■ Exercise brief ■
Return all of the data exactly as written, without the pictures.

---------- Information given

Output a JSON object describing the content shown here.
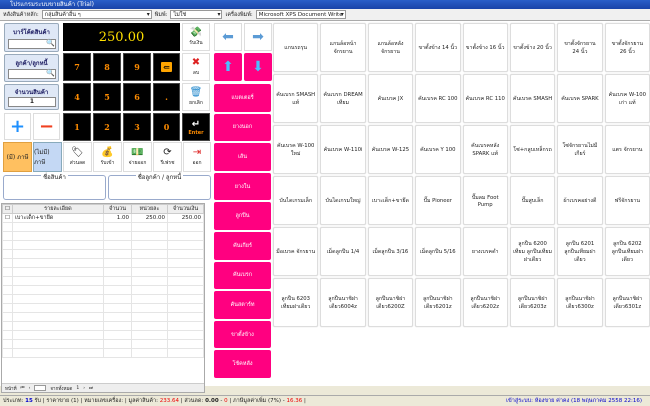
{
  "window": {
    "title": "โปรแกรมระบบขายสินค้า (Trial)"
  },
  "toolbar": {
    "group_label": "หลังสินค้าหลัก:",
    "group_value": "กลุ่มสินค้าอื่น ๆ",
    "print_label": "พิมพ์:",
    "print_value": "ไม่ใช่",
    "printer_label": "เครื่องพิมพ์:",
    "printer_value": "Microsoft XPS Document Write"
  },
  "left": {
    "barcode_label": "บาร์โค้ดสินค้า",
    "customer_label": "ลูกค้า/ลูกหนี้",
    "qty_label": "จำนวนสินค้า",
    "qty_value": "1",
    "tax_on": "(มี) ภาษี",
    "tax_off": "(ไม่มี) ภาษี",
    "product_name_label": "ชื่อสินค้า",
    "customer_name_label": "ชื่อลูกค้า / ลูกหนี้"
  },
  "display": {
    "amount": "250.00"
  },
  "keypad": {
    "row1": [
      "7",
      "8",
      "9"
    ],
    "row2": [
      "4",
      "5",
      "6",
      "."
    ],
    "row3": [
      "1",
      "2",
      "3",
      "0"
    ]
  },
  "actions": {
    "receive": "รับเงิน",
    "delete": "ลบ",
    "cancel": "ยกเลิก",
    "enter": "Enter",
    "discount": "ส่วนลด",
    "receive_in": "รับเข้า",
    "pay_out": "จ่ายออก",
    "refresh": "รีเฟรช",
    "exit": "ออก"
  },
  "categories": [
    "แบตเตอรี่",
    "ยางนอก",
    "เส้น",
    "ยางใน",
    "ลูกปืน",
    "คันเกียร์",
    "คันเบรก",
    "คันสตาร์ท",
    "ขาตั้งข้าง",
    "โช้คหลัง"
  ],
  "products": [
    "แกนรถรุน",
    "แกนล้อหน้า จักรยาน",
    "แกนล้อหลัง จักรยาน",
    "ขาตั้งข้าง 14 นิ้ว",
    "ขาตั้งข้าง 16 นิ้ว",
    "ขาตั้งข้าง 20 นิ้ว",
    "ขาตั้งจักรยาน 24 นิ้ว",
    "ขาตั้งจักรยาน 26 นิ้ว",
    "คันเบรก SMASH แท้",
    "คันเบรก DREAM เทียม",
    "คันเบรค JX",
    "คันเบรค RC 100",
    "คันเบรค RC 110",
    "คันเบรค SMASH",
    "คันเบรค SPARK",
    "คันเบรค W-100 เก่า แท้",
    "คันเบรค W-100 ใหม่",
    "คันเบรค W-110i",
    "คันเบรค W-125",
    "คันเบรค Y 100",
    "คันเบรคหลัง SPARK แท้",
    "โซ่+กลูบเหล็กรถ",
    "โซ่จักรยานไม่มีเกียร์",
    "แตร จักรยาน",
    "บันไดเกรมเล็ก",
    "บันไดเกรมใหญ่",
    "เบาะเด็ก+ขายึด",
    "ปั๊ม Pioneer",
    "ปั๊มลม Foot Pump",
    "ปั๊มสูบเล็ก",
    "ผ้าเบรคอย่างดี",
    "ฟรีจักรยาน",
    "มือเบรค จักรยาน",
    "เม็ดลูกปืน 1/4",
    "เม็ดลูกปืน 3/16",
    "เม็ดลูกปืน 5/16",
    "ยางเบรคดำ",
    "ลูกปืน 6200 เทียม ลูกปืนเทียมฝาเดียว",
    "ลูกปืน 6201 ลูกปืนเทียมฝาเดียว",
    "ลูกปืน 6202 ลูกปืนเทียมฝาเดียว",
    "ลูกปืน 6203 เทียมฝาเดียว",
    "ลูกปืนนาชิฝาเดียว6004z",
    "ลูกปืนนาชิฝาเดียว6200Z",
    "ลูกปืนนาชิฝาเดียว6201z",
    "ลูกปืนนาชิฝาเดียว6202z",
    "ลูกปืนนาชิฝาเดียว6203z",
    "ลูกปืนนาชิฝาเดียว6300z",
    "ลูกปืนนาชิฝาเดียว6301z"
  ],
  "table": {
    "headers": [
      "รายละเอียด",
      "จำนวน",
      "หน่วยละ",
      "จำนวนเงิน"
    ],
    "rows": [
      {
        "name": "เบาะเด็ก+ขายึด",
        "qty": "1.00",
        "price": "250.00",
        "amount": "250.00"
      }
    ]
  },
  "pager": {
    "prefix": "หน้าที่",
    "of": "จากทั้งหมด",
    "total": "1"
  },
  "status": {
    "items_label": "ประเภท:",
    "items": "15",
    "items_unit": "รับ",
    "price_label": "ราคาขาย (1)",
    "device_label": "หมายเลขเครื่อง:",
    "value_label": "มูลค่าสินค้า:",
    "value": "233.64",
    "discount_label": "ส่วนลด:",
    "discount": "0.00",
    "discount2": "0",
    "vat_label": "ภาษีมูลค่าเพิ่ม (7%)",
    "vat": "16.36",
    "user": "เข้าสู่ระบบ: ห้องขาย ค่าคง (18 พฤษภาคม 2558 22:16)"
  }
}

--------------------

■ Response for this exercise ■
Output a JSON object describing the content shown here.
{
  "window": {
    "title": "โปรแกรมระบบขายสินค้า (Trial)"
  },
  "toolbar": {
    "group_label": "หลังสินค้าหลัก:",
    "group_value": "กลุ่มสินค้าอื่น ๆ",
    "print_label": "พิมพ์:",
    "print_value": "ไม่ใช่",
    "printer_label": "เครื่องพิมพ์:",
    "printer_value": "Microsoft XPS Document Write"
  },
  "left": {
    "barcode_label": "บาร์โค้ดสินค้า",
    "customer_label": "ลูกค้า/ลูกหนี้",
    "qty_label": "จำนวนสินค้า",
    "qty_value": "1",
    "tax_on": "(มี) ภาษี",
    "tax_off": "(ไม่มี) ภาษี",
    "product_name_label": "ชื่อสินค้า",
    "customer_name_label": "ชื่อลูกค้า / ลูกหนี้"
  },
  "display": {
    "amount": "250.00"
  },
  "keypad": {
    "row1": [
      "7",
      "8",
      "9"
    ],
    "row2": [
      "4",
      "5",
      "6",
      "."
    ],
    "row3": [
      "1",
      "2",
      "3",
      "0"
    ]
  },
  "actions": {
    "receive": "รับเงิน",
    "delete": "ลบ",
    "cancel": "ยกเลิก",
    "enter": "Enter",
    "discount": "ส่วนลด",
    "receive_in": "รับเข้า",
    "pay_out": "จ่ายออก",
    "refresh": "รีเฟรช",
    "exit": "ออก"
  },
  "categories": [
    "แบตเตอรี่",
    "ยางนอก",
    "เส้น",
    "ยางใน",
    "ลูกปืน",
    "คันเกียร์",
    "คันเบรก",
    "คันสตาร์ท",
    "ขาตั้งข้าง",
    "โช้คหลัง"
  ],
  "products": [
    "แกนรถรุน",
    "แกนล้อหน้า จักรยาน",
    "แกนล้อหลัง จักรยาน",
    "ขาตั้งข้าง 14 นิ้ว",
    "ขาตั้งข้าง 16 นิ้ว",
    "ขาตั้งข้าง 20 นิ้ว",
    "ขาตั้งจักรยาน 24 นิ้ว",
    "ขาตั้งจักรยาน 26 นิ้ว",
    "คันเบรก SMASH แท้",
    "คันเบรก DREAM เทียม",
    "คันเบรค JX",
    "คันเบรค RC 100",
    "คันเบรค RC 110",
    "คันเบรค SMASH",
    "คันเบรค SPARK",
    "คันเบรค W-100 เก่า แท้",
    "คันเบรค W-100 ใหม่",
    "คันเบรค W-110i",
    "คันเบรค W-125",
    "คันเบรค Y 100",
    "คันเบรคหลัง SPARK แท้",
    "โซ่+กลูบเหล็กรถ",
    "โซ่จักรยานไม่มีเกียร์",
    "แตร จักรยาน",
    "บันไดเกรมเล็ก",
    "บันไดเกรมใหญ่",
    "เบาะเด็ก+ขายึด",
    "ปั๊ม Pioneer",
    "ปั๊มลม Foot Pump",
    "ปั๊มสูบเล็ก",
    "ผ้าเบรคอย่างดี",
    "ฟรีจักรยาน",
    "มือเบรค จักรยาน",
    "เม็ดลูกปืน 1/4",
    "เม็ดลูกปืน 3/16",
    "เม็ดลูกปืน 5/16",
    "ยางเบรคดำ",
    "ลูกปืน 6200 เทียม ลูกปืนเทียมฝาเดียว",
    "ลูกปืน 6201 ลูกปืนเทียมฝาเดียว",
    "ลูกปืน 6202 ลูกปืนเทียมฝาเดียว",
    "ลูกปืน 6203 เทียมฝาเดียว",
    "ลูกปืนนาชิฝาเดียว6004z",
    "ลูกปืนนาชิฝาเดียว6200Z",
    "ลูกปืนนาชิฝาเดียว6201z",
    "ลูกปืนนาชิฝาเดียว6202z",
    "ลูกปืนนาชิฝาเดียว6203z",
    "ลูกปืนนาชิฝาเดียว6300z",
    "ลูกปืนนาชิฝาเดียว6301z"
  ],
  "table": {
    "headers": [
      "รายละเอียด",
      "จำนวน",
      "หน่วยละ",
      "จำนวนเงิน"
    ],
    "rows": [
      {
        "name": "เบาะเด็ก+ขายึด",
        "qty": "1.00",
        "price": "250.00",
        "amount": "250.00"
      }
    ]
  },
  "pager": {
    "prefix": "หน้าที่",
    "of": "จากทั้งหมด",
    "total": "1"
  },
  "status": {
    "items_label": "ประเภท:",
    "items": "15",
    "items_unit": "รับ",
    "price_label": "ราคาขาย (1)",
    "device_label": "หมายเลขเครื่อง:",
    "value_label": "มูลค่าสินค้า:",
    "value": "233.64",
    "discount_label": "ส่วนลด:",
    "discount": "0.00",
    "discount2": "0",
    "vat_label": "ภาษีมูลค่าเพิ่ม (7%)",
    "vat": "16.36",
    "user": "เข้าสู่ระบบ: ห้องขาย ค่าคง (18 พฤษภาคม 2558 22:16)"
  }
}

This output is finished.